= Task details =
Wherever a line holds the string "arrow", copy that line.
* begin Data *
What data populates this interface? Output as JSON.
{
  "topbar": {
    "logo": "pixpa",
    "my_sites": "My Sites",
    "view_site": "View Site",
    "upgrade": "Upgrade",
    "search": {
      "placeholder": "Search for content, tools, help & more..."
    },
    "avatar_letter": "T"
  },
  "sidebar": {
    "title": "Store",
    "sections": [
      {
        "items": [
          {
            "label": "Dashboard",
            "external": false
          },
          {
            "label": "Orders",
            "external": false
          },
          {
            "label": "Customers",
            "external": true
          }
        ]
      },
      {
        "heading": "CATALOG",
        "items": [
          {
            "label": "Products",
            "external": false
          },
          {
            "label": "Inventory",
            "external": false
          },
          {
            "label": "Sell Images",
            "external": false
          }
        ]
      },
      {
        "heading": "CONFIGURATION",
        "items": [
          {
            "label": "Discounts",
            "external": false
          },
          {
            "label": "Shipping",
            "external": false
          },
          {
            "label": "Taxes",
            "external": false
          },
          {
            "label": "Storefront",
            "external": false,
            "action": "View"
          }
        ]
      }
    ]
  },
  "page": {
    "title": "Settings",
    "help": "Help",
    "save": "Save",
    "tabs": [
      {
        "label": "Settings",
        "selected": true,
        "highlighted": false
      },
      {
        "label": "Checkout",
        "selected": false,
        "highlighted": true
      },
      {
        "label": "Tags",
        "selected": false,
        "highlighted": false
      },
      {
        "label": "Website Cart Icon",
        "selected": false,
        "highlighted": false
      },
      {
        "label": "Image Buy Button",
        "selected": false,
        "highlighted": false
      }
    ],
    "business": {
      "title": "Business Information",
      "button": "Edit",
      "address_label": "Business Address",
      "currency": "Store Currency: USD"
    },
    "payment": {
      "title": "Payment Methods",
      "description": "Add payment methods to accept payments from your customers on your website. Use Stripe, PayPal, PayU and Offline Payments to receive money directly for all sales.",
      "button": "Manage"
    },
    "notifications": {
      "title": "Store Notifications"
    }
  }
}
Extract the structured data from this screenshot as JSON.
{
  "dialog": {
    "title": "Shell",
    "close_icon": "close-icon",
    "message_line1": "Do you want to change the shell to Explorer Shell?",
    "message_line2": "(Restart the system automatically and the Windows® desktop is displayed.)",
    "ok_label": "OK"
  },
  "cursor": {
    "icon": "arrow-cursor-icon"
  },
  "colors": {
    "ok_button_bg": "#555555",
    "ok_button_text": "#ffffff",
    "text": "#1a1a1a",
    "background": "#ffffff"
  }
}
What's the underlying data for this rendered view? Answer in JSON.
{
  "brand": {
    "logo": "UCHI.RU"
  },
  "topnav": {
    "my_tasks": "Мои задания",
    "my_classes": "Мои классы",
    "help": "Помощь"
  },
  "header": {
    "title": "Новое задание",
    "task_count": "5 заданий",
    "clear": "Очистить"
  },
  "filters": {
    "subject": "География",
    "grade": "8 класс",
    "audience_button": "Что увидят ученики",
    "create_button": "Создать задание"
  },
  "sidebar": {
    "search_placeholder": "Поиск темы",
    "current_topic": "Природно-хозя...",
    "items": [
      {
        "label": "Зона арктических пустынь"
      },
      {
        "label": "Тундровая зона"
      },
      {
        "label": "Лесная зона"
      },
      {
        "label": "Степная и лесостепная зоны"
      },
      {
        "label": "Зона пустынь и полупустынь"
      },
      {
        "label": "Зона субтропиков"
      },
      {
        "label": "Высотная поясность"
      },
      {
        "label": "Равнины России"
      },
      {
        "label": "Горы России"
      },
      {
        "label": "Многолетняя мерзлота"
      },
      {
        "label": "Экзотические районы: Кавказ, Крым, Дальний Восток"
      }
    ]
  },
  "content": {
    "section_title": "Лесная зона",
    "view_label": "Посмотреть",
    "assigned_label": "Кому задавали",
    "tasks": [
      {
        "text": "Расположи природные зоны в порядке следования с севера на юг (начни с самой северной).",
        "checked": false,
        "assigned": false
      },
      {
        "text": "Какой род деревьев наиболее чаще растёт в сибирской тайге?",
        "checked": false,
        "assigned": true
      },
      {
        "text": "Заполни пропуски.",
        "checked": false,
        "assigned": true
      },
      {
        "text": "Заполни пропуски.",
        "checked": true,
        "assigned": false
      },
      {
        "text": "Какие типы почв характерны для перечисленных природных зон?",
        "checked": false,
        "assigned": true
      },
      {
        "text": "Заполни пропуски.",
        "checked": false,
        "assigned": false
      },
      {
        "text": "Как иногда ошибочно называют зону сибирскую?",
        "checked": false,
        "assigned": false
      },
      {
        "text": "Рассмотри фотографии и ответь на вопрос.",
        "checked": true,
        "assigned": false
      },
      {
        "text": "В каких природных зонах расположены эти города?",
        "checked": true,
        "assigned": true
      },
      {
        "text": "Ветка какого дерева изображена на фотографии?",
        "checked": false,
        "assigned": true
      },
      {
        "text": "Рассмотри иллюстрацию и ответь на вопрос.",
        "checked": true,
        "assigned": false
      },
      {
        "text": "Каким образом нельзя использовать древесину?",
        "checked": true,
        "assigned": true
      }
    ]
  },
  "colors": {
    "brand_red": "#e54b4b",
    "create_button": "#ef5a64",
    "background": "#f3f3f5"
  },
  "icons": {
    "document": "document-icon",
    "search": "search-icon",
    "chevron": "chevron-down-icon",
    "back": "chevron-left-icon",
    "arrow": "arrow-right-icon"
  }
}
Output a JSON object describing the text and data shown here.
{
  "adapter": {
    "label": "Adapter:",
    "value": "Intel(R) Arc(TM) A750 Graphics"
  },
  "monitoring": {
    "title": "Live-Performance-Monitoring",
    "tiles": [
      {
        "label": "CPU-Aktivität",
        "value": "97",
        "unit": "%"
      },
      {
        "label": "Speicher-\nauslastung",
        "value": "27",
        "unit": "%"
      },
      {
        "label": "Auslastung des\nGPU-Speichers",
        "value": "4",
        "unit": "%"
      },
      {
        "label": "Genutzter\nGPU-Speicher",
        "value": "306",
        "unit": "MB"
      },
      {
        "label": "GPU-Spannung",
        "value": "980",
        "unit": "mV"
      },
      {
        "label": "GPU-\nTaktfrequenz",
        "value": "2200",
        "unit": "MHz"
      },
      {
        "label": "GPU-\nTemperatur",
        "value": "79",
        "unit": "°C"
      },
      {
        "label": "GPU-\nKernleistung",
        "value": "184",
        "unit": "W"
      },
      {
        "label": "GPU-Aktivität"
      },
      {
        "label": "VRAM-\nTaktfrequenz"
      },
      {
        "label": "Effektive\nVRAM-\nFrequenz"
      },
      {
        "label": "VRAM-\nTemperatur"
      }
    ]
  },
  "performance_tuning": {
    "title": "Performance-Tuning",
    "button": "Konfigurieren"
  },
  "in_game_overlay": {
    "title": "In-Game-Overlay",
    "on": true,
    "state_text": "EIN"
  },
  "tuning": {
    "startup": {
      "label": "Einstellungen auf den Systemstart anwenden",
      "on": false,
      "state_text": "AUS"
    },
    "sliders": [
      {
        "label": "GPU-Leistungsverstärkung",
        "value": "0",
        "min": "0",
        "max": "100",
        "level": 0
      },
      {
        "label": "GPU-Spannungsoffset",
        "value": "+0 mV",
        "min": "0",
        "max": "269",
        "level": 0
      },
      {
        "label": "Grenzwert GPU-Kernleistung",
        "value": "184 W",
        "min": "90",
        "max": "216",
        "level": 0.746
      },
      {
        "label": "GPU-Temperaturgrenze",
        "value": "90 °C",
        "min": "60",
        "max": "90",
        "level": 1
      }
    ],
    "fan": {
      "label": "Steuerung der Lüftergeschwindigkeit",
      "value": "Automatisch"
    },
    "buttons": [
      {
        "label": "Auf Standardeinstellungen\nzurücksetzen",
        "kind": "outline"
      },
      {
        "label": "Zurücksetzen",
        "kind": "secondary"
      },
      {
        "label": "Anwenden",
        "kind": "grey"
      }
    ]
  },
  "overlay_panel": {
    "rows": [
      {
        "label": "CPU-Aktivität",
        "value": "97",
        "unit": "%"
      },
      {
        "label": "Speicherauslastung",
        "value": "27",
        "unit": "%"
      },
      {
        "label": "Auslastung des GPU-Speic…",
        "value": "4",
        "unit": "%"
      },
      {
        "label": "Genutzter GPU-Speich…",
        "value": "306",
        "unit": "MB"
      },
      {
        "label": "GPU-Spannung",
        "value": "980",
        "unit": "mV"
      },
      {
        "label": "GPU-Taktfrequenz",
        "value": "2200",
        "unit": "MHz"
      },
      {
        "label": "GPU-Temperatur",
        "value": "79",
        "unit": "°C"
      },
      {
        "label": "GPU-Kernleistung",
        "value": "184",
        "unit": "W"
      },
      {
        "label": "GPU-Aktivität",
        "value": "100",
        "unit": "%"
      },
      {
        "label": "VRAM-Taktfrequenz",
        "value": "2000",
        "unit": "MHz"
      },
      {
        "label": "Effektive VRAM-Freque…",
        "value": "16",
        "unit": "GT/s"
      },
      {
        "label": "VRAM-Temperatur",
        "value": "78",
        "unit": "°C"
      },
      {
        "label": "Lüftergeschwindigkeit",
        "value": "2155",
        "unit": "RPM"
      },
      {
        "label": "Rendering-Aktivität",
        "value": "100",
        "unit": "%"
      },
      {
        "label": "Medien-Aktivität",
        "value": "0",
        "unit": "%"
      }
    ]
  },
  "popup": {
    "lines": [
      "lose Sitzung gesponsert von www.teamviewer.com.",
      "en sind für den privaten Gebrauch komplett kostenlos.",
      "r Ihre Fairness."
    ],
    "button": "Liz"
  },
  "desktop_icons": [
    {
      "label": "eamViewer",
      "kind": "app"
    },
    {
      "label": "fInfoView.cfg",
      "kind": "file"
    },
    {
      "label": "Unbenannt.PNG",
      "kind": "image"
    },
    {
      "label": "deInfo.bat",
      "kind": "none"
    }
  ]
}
* end Data *
= Solution for this exercise =
    "icon": "arrow-cursor-icon"
    "arrow": "arrow-right-icon"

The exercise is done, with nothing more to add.